Below you will find a set of lines. Repeat them all exactly.

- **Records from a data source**
====
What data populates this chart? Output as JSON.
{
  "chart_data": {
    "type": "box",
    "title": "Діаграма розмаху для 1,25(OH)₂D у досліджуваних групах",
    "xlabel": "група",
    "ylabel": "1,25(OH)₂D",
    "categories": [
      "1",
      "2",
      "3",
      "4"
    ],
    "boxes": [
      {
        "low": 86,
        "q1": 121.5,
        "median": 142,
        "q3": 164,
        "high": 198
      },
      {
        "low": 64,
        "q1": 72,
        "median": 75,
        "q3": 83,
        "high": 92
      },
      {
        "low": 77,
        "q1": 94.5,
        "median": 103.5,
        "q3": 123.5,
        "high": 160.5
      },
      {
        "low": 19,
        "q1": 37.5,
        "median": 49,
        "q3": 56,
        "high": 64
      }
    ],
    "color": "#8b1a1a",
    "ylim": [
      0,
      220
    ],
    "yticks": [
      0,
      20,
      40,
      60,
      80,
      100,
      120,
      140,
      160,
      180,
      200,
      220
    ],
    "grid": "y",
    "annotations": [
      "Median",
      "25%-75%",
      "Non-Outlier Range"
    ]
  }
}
====
- **Worked answer**
What data populates this chart? Output as JSON.
{
  "chart_data": {
    "type": "box",
    "title": "Діаграма розмаху для 1,25(OH)₂D у досліджуваних групах",
    "xlabel": "група",
    "ylabel": "1,25(OH)₂D",
    "categories": [
      "1",
      "2",
      "3",
      "4"
    ],
    "boxes": [
      {
        "low": 86,
        "q1": 121.5,
        "median": 142,
        "q3": 164,
        "high": 198
      },
      {
        "low": 64,
        "q1": 72,
        "median": 75,
        "q3": 83,
        "high": 92
      },
      {
        "low": 77,
        "q1": 94.5,
        "median": 103.5,
        "q3": 123.5,
        "high": 160.5
      },
      {
        "low": 19,
        "q1": 37.5,
        "median": 49,
        "q3": 56,
        "high": 64
      }
    ],
    "color": "#8b1a1a",
    "ylim": [
      0,
      220
    ],
    "yticks": [
      0,
      20,
      40,
      60,
      80,
      100,
      120,
      140,
      160,
      180,
      200,
      220
    ],
    "grid": "y",
    "annotations": [
      "Median",
      "25%-75%",
      "Non-Outlier Range"
    ]
  }
}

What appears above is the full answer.